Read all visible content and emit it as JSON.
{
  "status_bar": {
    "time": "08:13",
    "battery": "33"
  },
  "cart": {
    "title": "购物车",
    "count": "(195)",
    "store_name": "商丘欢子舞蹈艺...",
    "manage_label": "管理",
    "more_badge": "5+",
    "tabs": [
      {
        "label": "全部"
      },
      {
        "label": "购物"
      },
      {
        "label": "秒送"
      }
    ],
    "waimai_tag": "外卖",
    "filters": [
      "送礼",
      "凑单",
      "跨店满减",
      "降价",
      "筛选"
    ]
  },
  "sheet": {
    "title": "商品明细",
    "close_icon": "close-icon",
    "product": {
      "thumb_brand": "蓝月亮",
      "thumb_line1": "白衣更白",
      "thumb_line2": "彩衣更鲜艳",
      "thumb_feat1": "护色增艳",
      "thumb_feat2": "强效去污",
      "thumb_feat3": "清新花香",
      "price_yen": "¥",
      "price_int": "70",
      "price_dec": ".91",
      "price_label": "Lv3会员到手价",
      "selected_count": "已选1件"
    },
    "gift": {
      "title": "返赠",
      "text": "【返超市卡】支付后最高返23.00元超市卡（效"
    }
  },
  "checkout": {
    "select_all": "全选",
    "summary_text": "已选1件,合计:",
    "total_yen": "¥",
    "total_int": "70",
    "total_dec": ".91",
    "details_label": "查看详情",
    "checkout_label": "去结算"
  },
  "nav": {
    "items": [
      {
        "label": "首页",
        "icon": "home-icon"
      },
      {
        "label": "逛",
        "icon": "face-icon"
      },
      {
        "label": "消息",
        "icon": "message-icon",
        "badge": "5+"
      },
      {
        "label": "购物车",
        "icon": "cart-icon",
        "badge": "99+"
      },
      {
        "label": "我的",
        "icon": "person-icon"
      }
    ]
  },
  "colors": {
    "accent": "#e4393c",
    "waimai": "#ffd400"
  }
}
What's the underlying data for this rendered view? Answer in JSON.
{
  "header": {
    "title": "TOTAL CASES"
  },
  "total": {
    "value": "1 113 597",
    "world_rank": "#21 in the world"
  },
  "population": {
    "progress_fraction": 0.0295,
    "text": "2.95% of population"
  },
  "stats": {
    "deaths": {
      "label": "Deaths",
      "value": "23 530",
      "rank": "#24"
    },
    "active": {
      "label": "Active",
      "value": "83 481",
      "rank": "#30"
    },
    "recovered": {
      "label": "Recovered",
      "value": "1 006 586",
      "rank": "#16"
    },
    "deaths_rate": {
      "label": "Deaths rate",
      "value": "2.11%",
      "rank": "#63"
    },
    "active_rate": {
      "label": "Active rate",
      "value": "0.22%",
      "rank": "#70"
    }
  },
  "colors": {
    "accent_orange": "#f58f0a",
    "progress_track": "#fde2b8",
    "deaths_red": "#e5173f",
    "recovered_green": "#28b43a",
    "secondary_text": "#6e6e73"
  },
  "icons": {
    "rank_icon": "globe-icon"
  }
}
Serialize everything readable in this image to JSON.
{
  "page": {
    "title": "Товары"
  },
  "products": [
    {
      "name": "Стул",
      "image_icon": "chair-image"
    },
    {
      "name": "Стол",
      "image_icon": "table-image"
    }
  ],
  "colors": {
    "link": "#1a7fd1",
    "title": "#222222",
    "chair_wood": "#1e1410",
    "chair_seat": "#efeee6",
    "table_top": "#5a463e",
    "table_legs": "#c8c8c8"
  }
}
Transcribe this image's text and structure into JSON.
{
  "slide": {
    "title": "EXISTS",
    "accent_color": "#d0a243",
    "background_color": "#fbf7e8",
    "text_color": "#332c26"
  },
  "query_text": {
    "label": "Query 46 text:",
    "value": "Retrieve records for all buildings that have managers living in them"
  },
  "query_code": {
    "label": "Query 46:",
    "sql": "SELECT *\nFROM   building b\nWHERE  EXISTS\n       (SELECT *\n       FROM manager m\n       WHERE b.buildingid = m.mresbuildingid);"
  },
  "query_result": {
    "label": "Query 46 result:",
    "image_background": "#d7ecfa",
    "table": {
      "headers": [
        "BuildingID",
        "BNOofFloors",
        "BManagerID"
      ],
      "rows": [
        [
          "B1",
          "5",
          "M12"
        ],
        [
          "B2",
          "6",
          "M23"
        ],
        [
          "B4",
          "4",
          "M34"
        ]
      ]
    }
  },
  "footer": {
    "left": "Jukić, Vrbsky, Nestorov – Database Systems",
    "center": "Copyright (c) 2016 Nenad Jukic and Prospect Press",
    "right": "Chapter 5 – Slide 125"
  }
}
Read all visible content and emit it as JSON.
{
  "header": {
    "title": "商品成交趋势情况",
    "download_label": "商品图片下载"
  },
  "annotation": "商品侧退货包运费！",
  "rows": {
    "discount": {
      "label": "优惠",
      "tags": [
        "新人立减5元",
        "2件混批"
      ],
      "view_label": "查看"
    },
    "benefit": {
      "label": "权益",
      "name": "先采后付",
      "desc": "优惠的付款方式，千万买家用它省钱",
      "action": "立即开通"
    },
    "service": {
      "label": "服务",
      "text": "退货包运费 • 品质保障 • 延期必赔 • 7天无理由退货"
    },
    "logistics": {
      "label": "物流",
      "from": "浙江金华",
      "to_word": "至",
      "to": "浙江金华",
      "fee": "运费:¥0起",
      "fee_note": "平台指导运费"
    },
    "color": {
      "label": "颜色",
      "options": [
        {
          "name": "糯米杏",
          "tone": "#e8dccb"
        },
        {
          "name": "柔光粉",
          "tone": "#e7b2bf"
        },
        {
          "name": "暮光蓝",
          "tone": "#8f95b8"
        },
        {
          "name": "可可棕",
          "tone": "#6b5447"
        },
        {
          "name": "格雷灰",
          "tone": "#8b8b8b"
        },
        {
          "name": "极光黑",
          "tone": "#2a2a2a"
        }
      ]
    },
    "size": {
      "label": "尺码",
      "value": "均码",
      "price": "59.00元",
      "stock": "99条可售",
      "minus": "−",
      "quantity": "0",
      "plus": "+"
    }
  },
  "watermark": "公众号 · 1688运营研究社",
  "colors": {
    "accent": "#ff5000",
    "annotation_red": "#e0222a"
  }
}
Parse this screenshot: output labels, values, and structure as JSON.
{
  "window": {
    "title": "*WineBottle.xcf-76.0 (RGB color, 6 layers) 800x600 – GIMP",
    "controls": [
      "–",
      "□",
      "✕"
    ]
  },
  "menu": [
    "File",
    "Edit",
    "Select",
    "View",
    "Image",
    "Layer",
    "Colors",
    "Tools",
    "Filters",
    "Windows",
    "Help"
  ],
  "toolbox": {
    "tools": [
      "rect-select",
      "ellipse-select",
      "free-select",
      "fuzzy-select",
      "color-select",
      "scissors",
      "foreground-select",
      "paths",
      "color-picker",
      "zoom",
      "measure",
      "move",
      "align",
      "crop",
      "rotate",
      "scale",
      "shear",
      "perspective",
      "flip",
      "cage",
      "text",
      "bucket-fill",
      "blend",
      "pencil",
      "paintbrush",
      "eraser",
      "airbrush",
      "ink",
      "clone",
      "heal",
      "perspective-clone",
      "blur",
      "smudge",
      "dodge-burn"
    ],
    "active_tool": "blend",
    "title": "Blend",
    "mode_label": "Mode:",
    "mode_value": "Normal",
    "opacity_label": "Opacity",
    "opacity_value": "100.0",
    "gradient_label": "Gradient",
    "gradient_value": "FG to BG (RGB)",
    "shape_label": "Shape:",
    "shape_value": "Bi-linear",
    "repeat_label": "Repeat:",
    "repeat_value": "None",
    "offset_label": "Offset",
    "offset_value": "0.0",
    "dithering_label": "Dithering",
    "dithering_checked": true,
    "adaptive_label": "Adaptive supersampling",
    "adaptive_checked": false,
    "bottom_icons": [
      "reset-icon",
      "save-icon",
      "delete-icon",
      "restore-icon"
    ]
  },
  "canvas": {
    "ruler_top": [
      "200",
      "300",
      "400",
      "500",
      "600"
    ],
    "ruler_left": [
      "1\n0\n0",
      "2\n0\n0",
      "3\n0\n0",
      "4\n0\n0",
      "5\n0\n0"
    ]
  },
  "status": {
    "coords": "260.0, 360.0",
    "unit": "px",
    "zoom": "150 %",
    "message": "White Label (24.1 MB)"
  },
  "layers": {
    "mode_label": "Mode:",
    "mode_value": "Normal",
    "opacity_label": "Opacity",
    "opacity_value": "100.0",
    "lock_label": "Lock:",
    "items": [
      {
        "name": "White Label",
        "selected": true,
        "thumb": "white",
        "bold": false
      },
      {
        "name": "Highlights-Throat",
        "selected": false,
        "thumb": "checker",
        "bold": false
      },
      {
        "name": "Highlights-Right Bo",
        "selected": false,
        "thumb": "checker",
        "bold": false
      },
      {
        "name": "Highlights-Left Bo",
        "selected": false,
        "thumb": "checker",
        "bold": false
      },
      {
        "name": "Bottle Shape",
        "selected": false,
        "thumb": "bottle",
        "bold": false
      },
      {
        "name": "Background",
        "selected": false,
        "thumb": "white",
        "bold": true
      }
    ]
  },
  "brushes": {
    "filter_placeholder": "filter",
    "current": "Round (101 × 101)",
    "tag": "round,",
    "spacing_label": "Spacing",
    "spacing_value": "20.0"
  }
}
============================================================
**Required task:**
Identify each line containing the string "this" and copy it out.

**Correct output:**
What's the underlying data for this rendered view? Answer in JSON.
Serialize everything readable in this image to JSON.
Transcribe this image's text and structure into JSON.
Parse this screenshot: output labels, values, and structure as JSON.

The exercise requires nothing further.